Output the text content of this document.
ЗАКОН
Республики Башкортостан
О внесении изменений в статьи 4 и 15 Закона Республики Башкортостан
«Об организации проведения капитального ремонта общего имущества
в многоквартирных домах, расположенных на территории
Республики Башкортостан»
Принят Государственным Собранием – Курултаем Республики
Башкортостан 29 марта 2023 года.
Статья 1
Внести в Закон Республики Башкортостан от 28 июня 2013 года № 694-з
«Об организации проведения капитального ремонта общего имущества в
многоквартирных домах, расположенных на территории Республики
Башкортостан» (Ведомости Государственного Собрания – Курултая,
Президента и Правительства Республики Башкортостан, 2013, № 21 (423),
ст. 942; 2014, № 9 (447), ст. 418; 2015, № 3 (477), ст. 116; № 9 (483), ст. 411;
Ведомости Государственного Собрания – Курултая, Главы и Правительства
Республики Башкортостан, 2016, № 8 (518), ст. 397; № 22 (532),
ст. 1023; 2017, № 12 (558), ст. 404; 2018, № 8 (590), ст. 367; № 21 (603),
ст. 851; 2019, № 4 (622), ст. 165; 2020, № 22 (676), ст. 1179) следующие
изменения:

# SET TASK
Transcribe all of the lines in the records precisely.

# WRITTEN ANSWER
Output the text content of this document.
ЗАКОН
Республики Башкортостан
О внесении изменений в статьи 4 и 15 Закона Республики Башкортостан
«Об организации проведения капитального ремонта общего имущества
в многоквартирных домах, расположенных на территории
Республики Башкортостан»
Принят Государственным Собранием – Курултаем Республики
Башкортостан 29 марта 2023 года.
Статья 1
Внести в Закон Республики Башкортостан от 28 июня 2013 года № 694-з
«Об организации проведения капитального ремонта общего имущества в
многоквартирных домах, расположенных на территории Республики
Башкортостан» (Ведомости Государственного Собрания – Курултая,
Президента и Правительства Республики Башкортостан, 2013, № 21 (423),
ст. 942; 2014, № 9 (447), ст. 418; 2015, № 3 (477), ст. 116; № 9 (483), ст. 411;
Ведомости Государственного Собрания – Курултая, Главы и Правительства
Республики Башкортостан, 2016, № 8 (518), ст. 397; № 22 (532),
ст. 1023; 2017, № 12 (558), ст. 404; 2018, № 8 (590), ст. 367; № 21 (603),
ст. 851; 2019, № 4 (622), ст. 165; 2020, № 22 (676), ст. 1179) следующие
изменения:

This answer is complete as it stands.